* WHAT YOU SHOULD DO
Print verbatim the material below from its first line through the line containing "The dielectric layer 13 is at (117, 268).", including both of those lines.

----------

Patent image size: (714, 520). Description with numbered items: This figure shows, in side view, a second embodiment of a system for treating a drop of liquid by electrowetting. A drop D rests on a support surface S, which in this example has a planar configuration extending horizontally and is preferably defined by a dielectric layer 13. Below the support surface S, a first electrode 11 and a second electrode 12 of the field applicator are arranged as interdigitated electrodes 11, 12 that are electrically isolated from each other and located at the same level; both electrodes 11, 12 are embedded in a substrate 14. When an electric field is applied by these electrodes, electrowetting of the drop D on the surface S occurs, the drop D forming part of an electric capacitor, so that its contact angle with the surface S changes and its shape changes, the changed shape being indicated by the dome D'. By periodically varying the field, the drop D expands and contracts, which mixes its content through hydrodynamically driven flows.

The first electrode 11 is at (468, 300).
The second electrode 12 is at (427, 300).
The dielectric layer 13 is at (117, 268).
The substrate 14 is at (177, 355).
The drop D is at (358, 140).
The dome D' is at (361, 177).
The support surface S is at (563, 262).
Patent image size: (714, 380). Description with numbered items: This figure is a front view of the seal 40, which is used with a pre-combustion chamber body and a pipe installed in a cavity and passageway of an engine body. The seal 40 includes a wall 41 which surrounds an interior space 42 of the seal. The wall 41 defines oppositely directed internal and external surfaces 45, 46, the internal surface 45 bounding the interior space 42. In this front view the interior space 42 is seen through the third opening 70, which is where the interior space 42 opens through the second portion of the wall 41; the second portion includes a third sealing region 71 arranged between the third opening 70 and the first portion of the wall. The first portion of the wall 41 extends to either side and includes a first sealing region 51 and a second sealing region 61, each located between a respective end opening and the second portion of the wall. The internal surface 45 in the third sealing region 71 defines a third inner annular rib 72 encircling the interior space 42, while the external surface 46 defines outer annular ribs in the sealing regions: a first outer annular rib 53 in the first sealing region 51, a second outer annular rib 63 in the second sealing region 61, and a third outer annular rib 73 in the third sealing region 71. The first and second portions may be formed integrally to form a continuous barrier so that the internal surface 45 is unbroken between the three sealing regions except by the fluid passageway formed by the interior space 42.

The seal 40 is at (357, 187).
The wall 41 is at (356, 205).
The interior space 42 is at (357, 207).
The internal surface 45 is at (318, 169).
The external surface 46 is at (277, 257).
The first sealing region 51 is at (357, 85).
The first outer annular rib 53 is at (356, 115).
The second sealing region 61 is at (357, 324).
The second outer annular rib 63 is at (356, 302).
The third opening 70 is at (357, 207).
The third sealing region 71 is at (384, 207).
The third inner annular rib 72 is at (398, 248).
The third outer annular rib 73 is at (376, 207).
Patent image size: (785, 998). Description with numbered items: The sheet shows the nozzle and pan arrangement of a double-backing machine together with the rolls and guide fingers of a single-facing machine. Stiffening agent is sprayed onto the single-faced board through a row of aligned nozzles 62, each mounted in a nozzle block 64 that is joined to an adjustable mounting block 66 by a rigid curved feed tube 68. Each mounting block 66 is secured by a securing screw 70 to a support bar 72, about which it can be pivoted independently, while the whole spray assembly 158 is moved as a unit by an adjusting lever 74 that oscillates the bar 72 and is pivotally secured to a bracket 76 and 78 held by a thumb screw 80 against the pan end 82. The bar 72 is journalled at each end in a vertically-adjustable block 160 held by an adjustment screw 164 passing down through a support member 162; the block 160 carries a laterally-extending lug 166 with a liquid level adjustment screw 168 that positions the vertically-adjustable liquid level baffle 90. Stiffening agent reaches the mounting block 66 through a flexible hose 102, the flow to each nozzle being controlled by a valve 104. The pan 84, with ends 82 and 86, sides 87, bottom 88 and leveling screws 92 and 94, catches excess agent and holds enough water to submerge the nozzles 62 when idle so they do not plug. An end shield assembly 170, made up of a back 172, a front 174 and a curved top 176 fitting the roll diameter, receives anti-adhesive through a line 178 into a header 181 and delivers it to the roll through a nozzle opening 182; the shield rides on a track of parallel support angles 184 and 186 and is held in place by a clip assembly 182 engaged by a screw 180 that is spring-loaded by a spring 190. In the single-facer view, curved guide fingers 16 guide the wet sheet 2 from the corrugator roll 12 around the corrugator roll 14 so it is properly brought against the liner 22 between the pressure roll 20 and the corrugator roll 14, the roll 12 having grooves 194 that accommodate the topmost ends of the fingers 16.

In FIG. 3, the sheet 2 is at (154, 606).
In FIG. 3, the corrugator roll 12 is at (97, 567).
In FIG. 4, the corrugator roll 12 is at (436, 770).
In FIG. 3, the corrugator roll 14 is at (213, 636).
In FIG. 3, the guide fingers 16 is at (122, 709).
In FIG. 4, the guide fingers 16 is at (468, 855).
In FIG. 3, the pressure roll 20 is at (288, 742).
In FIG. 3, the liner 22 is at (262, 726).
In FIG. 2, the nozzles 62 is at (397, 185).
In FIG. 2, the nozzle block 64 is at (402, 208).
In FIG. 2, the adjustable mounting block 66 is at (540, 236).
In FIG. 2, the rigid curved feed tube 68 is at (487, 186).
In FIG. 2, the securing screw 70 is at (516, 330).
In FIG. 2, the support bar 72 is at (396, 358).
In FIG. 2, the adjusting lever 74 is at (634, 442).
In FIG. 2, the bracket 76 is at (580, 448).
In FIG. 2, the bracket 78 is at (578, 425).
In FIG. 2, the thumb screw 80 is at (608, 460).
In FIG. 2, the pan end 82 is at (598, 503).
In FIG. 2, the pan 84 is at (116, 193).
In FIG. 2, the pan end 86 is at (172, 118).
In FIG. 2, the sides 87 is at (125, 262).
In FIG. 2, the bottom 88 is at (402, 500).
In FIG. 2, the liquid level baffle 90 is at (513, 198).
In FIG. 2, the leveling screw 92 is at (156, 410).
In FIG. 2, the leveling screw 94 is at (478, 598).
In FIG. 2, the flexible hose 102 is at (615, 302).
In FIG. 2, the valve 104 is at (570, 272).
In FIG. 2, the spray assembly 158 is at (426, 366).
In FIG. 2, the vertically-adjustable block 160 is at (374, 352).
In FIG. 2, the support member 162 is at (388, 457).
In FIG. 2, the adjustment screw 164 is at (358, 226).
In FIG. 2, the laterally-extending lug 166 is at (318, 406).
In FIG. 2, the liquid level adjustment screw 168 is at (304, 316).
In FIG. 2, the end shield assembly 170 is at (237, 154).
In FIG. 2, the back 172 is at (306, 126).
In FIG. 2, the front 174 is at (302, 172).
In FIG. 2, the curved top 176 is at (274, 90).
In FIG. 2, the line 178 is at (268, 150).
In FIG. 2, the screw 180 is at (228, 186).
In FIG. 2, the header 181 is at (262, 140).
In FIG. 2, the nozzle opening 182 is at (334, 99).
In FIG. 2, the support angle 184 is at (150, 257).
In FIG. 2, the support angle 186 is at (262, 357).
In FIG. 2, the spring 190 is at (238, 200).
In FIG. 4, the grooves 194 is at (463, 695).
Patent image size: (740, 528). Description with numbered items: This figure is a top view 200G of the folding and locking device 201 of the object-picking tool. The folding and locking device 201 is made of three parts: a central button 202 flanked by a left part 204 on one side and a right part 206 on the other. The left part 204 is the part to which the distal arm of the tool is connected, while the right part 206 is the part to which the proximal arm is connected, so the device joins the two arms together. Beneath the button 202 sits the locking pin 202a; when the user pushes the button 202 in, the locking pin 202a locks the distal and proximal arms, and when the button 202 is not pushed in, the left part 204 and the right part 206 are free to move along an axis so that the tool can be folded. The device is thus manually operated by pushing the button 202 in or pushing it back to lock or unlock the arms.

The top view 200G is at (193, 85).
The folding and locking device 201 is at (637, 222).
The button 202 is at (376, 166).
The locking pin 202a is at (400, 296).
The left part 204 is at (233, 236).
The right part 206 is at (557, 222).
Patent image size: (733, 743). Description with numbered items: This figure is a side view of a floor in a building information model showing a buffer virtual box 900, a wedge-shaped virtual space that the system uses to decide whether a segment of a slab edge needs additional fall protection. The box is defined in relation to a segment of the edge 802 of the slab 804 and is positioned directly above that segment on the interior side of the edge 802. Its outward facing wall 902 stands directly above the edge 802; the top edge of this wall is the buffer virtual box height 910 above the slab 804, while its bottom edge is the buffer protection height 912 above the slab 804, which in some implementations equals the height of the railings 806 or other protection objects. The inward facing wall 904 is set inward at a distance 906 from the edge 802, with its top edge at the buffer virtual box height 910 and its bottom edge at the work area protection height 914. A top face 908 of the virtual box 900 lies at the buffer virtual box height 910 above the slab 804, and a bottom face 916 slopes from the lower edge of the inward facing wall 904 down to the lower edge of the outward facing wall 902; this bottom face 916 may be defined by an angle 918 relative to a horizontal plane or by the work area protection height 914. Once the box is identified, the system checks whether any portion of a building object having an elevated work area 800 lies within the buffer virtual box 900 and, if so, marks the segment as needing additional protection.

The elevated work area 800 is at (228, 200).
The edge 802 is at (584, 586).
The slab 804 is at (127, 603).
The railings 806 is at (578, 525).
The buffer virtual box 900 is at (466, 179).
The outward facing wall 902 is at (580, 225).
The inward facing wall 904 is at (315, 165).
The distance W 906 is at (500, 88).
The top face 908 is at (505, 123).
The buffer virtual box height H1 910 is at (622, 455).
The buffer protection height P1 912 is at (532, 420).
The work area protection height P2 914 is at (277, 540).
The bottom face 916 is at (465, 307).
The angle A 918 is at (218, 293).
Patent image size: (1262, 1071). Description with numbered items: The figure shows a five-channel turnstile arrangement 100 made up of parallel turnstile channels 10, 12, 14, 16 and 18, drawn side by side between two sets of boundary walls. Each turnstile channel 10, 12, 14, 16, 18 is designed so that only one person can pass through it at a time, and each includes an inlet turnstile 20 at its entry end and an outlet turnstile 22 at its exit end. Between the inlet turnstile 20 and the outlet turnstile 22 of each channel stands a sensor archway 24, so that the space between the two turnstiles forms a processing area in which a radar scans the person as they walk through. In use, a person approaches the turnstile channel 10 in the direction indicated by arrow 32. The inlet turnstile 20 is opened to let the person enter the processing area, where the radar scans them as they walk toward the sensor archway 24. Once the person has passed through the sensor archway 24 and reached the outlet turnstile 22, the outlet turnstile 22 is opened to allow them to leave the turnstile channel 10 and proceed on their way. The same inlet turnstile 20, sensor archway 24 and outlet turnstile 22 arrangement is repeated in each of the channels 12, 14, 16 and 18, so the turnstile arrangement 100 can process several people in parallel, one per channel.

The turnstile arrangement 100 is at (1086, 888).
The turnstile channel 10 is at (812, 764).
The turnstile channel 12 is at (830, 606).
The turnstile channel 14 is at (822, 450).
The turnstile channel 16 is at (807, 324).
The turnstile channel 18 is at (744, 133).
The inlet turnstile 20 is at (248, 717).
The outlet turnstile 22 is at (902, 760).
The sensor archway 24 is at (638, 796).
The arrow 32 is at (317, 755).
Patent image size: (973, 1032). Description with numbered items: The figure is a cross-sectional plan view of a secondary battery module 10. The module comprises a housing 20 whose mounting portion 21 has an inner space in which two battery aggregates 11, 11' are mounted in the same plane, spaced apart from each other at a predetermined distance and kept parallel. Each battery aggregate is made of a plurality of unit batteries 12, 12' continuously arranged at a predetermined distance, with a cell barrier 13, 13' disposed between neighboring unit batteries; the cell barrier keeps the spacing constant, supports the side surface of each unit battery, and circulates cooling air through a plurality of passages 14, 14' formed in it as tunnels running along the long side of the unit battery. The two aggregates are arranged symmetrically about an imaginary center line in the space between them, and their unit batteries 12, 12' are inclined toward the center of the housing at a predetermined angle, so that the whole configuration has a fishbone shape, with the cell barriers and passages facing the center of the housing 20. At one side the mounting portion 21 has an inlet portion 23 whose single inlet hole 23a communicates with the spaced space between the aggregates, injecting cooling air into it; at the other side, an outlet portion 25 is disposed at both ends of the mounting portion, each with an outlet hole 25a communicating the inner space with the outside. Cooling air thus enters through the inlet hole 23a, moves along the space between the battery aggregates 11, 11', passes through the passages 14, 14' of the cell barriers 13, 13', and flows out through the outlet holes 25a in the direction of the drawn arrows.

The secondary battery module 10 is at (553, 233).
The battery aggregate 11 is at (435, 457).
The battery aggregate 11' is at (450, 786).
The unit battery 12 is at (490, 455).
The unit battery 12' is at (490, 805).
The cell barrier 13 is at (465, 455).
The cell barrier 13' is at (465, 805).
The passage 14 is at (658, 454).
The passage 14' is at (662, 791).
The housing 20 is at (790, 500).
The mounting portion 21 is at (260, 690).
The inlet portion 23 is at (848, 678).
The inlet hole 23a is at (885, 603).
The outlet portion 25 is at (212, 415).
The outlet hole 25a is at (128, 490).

----------

* WRITTEN RESPONSE
Patent image size: (714, 520). Description with numbered items: This figure shows, in side view, a second embodiment of a system for treating a drop of liquid by electrowetting. A drop D rests on a support surface S, which in this example has a planar configuration extending horizontally and is preferably defined by a dielectric layer 13. Below the support surface S, a first electrode 11 and a second electrode 12 of the field applicator are arranged as interdigitated electrodes 11, 12 that are electrically isolated from each other and located at the same level; both electrodes 11, 12 are embedded in a substrate 14. When an electric field is applied by these electrodes, electrowetting of the drop D on the surface S occurs, the drop D forming part of an electric capacitor, so that its contact angle with the surface S changes and its shape changes, the changed shape being indicated by the dome D'. By periodically varying the field, the drop D expands and contracts, which mixes its content through hydrodynamically driven flows.

The first electrode 11 is at (468, 300).
The second electrode 12 is at (427, 300).
The dielectric layer 13 is at (117, 268).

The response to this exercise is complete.